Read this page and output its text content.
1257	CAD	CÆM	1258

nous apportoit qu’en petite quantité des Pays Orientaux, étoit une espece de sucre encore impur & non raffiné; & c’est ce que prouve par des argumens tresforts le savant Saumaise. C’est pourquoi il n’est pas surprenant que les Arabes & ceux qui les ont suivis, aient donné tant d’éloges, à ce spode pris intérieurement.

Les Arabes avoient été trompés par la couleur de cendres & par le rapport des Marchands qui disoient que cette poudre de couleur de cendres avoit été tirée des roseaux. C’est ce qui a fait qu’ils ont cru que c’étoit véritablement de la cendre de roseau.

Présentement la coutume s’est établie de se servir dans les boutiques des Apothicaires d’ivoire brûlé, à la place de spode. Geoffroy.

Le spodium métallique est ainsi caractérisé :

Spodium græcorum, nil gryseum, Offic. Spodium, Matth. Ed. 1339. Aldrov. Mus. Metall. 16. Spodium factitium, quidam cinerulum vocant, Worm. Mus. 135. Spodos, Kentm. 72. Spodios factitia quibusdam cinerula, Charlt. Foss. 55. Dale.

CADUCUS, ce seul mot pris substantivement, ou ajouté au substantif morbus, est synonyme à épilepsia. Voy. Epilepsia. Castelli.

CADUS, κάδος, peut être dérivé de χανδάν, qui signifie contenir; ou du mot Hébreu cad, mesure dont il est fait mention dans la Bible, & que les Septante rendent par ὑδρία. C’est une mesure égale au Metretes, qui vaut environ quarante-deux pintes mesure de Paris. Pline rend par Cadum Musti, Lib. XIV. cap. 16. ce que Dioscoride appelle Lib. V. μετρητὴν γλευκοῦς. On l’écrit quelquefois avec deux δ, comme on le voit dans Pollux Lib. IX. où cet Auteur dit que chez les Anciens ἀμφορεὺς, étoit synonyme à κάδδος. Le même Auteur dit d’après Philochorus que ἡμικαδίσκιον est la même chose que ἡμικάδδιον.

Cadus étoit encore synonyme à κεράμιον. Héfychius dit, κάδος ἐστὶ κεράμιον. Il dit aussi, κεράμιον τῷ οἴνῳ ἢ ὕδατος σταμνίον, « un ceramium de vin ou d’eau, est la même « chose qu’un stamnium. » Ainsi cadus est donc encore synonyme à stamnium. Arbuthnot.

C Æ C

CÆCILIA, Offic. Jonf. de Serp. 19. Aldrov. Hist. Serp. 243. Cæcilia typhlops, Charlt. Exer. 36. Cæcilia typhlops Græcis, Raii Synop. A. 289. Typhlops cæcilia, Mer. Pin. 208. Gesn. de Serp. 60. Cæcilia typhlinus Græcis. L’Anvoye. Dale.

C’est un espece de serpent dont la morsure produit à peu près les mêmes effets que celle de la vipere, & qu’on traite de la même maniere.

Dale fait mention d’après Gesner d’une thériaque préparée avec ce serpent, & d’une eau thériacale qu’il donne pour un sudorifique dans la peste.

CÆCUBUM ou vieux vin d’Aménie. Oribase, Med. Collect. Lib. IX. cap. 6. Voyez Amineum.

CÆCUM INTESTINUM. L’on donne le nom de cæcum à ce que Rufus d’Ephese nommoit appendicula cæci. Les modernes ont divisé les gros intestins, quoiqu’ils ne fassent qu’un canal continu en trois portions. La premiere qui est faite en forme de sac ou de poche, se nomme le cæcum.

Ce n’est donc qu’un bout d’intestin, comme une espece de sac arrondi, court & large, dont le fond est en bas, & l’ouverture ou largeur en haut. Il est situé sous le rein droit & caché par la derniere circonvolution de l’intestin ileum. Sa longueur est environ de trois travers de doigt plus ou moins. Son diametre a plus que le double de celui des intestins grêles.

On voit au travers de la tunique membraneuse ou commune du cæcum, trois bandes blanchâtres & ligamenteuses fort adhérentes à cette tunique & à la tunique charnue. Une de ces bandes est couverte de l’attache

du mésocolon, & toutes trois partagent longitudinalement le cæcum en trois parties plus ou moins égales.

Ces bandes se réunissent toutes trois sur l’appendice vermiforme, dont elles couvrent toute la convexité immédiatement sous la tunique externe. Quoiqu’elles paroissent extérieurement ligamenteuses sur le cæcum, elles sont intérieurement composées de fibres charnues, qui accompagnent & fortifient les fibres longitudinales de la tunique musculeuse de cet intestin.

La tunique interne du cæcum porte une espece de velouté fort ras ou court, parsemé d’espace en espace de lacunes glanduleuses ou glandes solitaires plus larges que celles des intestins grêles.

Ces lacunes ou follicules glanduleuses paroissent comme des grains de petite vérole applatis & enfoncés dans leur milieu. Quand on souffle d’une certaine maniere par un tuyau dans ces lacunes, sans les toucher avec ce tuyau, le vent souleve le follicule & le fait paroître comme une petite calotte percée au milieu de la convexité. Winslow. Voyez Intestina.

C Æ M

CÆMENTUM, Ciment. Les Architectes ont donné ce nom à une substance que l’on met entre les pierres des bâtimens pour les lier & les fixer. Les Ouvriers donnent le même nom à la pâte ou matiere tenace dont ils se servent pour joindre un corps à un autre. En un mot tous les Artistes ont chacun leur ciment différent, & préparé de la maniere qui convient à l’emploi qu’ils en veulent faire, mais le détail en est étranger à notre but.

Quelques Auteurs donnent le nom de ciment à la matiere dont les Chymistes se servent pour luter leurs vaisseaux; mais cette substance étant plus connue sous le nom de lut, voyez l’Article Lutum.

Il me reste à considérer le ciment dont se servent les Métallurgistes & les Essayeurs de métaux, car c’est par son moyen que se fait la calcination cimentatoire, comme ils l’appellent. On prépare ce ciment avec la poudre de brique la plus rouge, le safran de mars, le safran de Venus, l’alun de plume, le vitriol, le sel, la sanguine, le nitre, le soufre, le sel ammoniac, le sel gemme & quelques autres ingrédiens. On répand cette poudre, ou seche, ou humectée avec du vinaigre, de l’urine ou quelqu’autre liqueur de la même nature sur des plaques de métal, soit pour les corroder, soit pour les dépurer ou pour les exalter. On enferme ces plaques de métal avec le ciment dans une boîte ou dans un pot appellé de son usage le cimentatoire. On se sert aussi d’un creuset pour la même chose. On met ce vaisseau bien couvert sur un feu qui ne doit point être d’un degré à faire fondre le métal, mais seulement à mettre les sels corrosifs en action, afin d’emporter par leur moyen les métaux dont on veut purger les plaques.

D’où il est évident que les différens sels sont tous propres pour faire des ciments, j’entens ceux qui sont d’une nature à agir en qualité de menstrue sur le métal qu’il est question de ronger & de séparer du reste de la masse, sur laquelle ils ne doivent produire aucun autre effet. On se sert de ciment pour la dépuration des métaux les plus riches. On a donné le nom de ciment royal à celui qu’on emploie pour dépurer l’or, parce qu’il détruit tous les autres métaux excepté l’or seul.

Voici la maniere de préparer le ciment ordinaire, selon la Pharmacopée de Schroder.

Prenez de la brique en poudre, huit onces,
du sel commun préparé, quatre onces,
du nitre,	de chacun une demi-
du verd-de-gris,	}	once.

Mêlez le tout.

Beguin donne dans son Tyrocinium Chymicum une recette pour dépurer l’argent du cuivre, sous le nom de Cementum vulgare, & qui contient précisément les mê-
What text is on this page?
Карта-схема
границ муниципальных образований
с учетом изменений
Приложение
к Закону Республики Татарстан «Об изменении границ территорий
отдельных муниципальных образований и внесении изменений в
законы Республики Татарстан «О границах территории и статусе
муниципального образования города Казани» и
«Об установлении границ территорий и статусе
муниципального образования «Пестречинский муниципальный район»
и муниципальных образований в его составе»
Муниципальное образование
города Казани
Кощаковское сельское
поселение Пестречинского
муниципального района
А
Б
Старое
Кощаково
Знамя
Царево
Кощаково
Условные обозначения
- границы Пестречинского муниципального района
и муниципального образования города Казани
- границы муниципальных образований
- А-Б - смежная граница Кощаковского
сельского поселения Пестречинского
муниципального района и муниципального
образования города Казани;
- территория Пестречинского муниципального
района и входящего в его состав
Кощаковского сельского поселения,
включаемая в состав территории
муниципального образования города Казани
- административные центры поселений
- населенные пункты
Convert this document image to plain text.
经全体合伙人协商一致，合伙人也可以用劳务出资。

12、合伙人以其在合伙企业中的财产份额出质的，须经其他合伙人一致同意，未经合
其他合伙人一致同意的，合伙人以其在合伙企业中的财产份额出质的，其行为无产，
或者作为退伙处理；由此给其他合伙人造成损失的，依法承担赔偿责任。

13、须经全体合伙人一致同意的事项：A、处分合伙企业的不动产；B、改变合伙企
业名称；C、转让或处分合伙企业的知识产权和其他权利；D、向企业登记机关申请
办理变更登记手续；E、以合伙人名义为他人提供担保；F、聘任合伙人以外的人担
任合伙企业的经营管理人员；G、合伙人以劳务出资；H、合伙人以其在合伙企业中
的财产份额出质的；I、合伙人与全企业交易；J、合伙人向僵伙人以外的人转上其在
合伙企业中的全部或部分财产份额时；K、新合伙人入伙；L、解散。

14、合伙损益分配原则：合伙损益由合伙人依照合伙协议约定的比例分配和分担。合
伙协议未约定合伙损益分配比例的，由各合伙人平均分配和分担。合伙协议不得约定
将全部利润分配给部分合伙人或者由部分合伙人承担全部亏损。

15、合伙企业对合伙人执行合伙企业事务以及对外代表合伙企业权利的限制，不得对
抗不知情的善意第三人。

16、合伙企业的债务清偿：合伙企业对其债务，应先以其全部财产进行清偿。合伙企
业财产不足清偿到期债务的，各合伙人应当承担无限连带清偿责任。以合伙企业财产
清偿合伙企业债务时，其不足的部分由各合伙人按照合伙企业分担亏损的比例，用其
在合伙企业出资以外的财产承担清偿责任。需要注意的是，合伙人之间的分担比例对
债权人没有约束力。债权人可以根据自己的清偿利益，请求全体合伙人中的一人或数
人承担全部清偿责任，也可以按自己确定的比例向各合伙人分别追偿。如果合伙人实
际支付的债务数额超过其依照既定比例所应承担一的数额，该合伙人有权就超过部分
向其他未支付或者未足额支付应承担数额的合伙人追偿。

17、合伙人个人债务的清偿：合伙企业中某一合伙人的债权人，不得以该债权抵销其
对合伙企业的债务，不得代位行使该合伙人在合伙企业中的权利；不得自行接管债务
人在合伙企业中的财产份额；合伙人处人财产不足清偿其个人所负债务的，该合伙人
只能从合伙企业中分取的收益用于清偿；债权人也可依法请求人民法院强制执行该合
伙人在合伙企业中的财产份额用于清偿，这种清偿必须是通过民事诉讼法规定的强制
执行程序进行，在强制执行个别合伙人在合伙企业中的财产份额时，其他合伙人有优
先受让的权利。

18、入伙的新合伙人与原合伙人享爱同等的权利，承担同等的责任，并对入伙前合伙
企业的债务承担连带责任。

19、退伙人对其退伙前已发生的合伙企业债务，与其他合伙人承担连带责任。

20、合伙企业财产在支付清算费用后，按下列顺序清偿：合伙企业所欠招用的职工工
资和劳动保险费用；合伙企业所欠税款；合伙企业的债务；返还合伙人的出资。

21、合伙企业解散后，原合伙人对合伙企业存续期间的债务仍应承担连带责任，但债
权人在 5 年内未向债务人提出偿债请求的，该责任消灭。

▬▬▬▬▬▬

> _PROBLEM DESCRIPTION_
Extract every line from the one with "Convert this document image to plain text." down to the final line above, both included, exactly as written.

> _OUTPUT BELOW_
Convert this document image to plain text.
经全体合伙人协商一致，合伙人也可以用劳务出资。

12、合伙人以其在合伙企业中的财产份额出质的，须经其他合伙人一致同意，未经合
其他合伙人一致同意的，合伙人以其在合伙企业中的财产份额出质的，其行为无产，
或者作为退伙处理；由此给其他合伙人造成损失的，依法承担赔偿责任。

13、须经全体合伙人一致同意的事项：A、处分合伙企业的不动产；B、改变合伙企
业名称；C、转让或处分合伙企业的知识产权和其他权利；D、向企业登记机关申请
办理变更登记手续；E、以合伙人名义为他人提供担保；F、聘任合伙人以外的人担
任合伙企业的经营管理人员；G、合伙人以劳务出资；H、合伙人以其在合伙企业中
的财产份额出质的；I、合伙人与全企业交易；J、合伙人向僵伙人以外的人转上其在
合伙企业中的全部或部分财产份额时；K、新合伙人入伙；L、解散。

14、合伙损益分配原则：合伙损益由合伙人依照合伙协议约定的比例分配和分担。合
伙协议未约定合伙损益分配比例的，由各合伙人平均分配和分担。合伙协议不得约定
将全部利润分配给部分合伙人或者由部分合伙人承担全部亏损。

15、合伙企业对合伙人执行合伙企业事务以及对外代表合伙企业权利的限制，不得对
抗不知情的善意第三人。

16、合伙企业的债务清偿：合伙企业对其债务，应先以其全部财产进行清偿。合伙企
业财产不足清偿到期债务的，各合伙人应当承担无限连带清偿责任。以合伙企业财产
清偿合伙企业债务时，其不足的部分由各合伙人按照合伙企业分担亏损的比例，用其
在合伙企业出资以外的财产承担清偿责任。需要注意的是，合伙人之间的分担比例对
债权人没有约束力。债权人可以根据自己的清偿利益，请求全体合伙人中的一人或数
人承担全部清偿责任，也可以按自己确定的比例向各合伙人分别追偿。如果合伙人实
际支付的债务数额超过其依照既定比例所应承担一的数额，该合伙人有权就超过部分
向其他未支付或者未足额支付应承担数额的合伙人追偿。

17、合伙人个人债务的清偿：合伙企业中某一合伙人的债权人，不得以该债权抵销其
对合伙企业的债务，不得代位行使该合伙人在合伙企业中的权利；不得自行接管债务
人在合伙企业中的财产份额；合伙人处人财产不足清偿其个人所负债务的，该合伙人
只能从合伙企业中分取的收益用于清偿；债权人也可依法请求人民法院强制执行该合
伙人在合伙企业中的财产份额用于清偿，这种清偿必须是通过民事诉讼法规定的强制
执行程序进行，在强制执行个别合伙人在合伙企业中的财产份额时，其他合伙人有优
先受让的权利。

18、入伙的新合伙人与原合伙人享爱同等的权利，承担同等的责任，并对入伙前合伙
企业的债务承担连带责任。

19、退伙人对其退伙前已发生的合伙企业债务，与其他合伙人承担连带责任。

20、合伙企业财产在支付清算费用后，按下列顺序清偿：合伙企业所欠招用的职工工
资和劳动保险费用；合伙企业所欠税款；合伙企业的债务；返还合伙人的出资。

21、合伙企业解散后，原合伙人对合伙企业存续期间的债务仍应承担连带责任，但债
权人在 5 年内未向债务人提出偿债请求的，该责任消灭。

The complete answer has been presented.